SHORT TASK :: Check every line below for the word "Versus" and copy the ones that have it.

INPUT ROWS ::
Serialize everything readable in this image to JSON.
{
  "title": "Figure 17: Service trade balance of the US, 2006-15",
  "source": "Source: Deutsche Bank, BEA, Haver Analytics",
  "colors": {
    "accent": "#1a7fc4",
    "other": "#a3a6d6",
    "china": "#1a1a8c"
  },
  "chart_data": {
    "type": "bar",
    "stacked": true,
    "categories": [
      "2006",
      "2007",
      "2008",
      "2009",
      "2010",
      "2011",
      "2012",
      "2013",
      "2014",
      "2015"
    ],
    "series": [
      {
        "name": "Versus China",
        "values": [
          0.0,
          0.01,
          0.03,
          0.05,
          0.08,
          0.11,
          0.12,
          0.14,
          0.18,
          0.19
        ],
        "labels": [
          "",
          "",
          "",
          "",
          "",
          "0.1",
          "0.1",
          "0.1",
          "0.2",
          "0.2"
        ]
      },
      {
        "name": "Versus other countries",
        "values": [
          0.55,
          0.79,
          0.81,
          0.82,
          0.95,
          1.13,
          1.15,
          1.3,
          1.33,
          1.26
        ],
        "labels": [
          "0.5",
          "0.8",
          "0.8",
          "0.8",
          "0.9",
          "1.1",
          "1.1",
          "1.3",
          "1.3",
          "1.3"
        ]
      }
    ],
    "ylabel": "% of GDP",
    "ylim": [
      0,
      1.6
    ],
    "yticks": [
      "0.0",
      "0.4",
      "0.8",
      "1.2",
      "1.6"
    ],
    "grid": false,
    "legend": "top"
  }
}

ANSWER TO THIS EXERCISE ::
        "name": "Versus China",
        "name": "Versus other countries",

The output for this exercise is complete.